>> Start Data rows

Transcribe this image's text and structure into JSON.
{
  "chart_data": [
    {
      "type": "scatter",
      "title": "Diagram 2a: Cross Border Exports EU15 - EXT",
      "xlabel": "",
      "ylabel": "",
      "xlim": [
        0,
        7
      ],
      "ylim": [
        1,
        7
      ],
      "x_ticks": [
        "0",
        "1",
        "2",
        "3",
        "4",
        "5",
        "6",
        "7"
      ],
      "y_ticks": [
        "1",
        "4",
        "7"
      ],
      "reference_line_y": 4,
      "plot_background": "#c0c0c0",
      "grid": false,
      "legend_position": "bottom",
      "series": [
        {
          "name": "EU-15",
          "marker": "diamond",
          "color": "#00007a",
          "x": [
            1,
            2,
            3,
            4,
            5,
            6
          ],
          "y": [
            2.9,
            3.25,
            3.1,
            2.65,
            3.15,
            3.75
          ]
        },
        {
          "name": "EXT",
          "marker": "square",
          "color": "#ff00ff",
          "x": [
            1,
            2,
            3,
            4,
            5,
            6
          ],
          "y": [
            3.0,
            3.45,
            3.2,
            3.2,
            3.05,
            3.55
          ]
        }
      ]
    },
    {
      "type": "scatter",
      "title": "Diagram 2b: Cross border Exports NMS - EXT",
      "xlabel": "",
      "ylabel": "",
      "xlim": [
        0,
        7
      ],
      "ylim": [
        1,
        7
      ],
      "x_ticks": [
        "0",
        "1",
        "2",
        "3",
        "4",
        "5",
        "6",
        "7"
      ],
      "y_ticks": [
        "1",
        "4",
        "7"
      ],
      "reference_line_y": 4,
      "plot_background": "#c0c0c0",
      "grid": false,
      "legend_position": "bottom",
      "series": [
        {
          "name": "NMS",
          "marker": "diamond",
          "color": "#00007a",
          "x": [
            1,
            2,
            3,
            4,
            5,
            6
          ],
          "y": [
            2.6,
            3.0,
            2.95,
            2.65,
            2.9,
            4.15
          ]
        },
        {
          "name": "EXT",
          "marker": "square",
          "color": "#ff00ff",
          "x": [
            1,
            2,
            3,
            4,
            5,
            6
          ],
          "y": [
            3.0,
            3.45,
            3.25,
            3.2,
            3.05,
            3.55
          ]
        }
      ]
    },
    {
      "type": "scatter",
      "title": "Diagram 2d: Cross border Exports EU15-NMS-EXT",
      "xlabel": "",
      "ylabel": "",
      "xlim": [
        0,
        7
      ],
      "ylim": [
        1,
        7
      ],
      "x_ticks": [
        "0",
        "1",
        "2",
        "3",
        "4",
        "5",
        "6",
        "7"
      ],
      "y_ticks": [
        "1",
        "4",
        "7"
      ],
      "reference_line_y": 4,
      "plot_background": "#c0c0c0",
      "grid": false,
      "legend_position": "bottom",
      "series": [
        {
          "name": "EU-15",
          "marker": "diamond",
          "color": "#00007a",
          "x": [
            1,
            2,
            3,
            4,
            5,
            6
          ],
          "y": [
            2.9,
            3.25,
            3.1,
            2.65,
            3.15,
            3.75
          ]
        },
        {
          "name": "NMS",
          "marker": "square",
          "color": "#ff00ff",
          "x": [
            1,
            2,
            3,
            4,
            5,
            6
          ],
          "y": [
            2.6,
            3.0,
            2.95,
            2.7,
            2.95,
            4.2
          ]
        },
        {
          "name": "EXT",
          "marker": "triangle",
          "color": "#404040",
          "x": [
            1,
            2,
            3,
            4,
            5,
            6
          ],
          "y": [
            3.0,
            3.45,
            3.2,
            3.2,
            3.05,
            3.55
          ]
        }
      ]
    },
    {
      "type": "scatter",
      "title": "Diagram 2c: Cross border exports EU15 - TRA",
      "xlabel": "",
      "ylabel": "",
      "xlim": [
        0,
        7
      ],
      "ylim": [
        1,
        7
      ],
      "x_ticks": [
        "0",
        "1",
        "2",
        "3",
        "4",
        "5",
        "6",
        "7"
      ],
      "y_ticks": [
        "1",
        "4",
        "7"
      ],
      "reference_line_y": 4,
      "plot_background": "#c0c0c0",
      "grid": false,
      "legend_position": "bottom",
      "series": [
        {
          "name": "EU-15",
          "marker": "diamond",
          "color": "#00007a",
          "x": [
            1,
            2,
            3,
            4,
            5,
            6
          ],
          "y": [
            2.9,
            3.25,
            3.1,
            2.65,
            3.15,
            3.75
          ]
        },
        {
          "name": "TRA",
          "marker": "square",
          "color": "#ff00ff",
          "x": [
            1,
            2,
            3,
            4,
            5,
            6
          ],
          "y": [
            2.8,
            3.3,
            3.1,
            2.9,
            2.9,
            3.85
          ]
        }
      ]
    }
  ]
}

>> End Data rows

- Task -
Extract every entry in the listing word for word.

- Solved problem -
Transcribe this image's text and structure into JSON.
{
  "chart_data": [
    {
      "type": "scatter",
      "title": "Diagram 2a: Cross Border Exports EU15 - EXT",
      "xlabel": "",
      "ylabel": "",
      "xlim": [
        0,
        7
      ],
      "ylim": [
        1,
        7
      ],
      "x_ticks": [
        "0",
        "1",
        "2",
        "3",
        "4",
        "5",
        "6",
        "7"
      ],
      "y_ticks": [
        "1",
        "4",
        "7"
      ],
      "reference_line_y": 4,
      "plot_background": "#c0c0c0",
      "grid": false,
      "legend_position": "bottom",
      "series": [
        {
          "name": "EU-15",
          "marker": "diamond",
          "color": "#00007a",
          "x": [
            1,
            2,
            3,
            4,
            5,
            6
          ],
          "y": [
            2.9,
            3.25,
            3.1,
            2.65,
            3.15,
            3.75
          ]
        },
        {
          "name": "EXT",
          "marker": "square",
          "color": "#ff00ff",
          "x": [
            1,
            2,
            3,
            4,
            5,
            6
          ],
          "y": [
            3.0,
            3.45,
            3.2,
            3.2,
            3.05,
            3.55
          ]
        }
      ]
    },
    {
      "type": "scatter",
      "title": "Diagram 2b: Cross border Exports NMS - EXT",
      "xlabel": "",
      "ylabel": "",
      "xlim": [
        0,
        7
      ],
      "ylim": [
        1,
        7
      ],
      "x_ticks": [
        "0",
        "1",
        "2",
        "3",
        "4",
        "5",
        "6",
        "7"
      ],
      "y_ticks": [
        "1",
        "4",
        "7"
      ],
      "reference_line_y": 4,
      "plot_background": "#c0c0c0",
      "grid": false,
      "legend_position": "bottom",
      "series": [
        {
          "name": "NMS",
          "marker": "diamond",
          "color": "#00007a",
          "x": [
            1,
            2,
            3,
            4,
            5,
            6
          ],
          "y": [
            2.6,
            3.0,
            2.95,
            2.65,
            2.9,
            4.15
          ]
        },
        {
          "name": "EXT",
          "marker": "square",
          "color": "#ff00ff",
          "x": [
            1,
            2,
            3,
            4,
            5,
            6
          ],
          "y": [
            3.0,
            3.45,
            3.25,
            3.2,
            3.05,
            3.55
          ]
        }
      ]
    },
    {
      "type": "scatter",
      "title": "Diagram 2d: Cross border Exports EU15-NMS-EXT",
      "xlabel": "",
      "ylabel": "",
      "xlim": [
        0,
        7
      ],
      "ylim": [
        1,
        7
      ],
      "x_ticks": [
        "0",
        "1",
        "2",
        "3",
        "4",
        "5",
        "6",
        "7"
      ],
      "y_ticks": [
        "1",
        "4",
        "7"
      ],
      "reference_line_y": 4,
      "plot_background": "#c0c0c0",
      "grid": false,
      "legend_position": "bottom",
      "series": [
        {
          "name": "EU-15",
          "marker": "diamond",
          "color": "#00007a",
          "x": [
            1,
            2,
            3,
            4,
            5,
            6
          ],
          "y": [
            2.9,
            3.25,
            3.1,
            2.65,
            3.15,
            3.75
          ]
        },
        {
          "name": "NMS",
          "marker": "square",
          "color": "#ff00ff",
          "x": [
            1,
            2,
            3,
            4,
            5,
            6
          ],
          "y": [
            2.6,
            3.0,
            2.95,
            2.7,
            2.95,
            4.2
          ]
        },
        {
          "name": "EXT",
          "marker": "triangle",
          "color": "#404040",
          "x": [
            1,
            2,
            3,
            4,
            5,
            6
          ],
          "y": [
            3.0,
            3.45,
            3.2,
            3.2,
            3.05,
            3.55
          ]
        }
      ]
    },
    {
      "type": "scatter",
      "title": "Diagram 2c: Cross border exports EU15 - TRA",
      "xlabel": "",
      "ylabel": "",
      "xlim": [
        0,
        7
      ],
      "ylim": [
        1,
        7
      ],
      "x_ticks": [
        "0",
        "1",
        "2",
        "3",
        "4",
        "5",
        "6",
        "7"
      ],
      "y_ticks": [
        "1",
        "4",
        "7"
      ],
      "reference_line_y": 4,
      "plot_background": "#c0c0c0",
      "grid": false,
      "legend_position": "bottom",
      "series": [
        {
          "name": "EU-15",
          "marker": "diamond",
          "color": "#00007a",
          "x": [
            1,
            2,
            3,
            4,
            5,
            6
          ],
          "y": [
            2.9,
            3.25,
            3.1,
            2.65,
            3.15,
            3.75
          ]
        },
        {
          "name": "TRA",
          "marker": "square",
          "color": "#ff00ff",
          "x": [
            1,
            2,
            3,
            4,
            5,
            6
          ],
          "y": [
            2.8,
            3.3,
            3.1,
            2.9,
            2.9,
            3.85
          ]
        }
      ]
    }
  ]
}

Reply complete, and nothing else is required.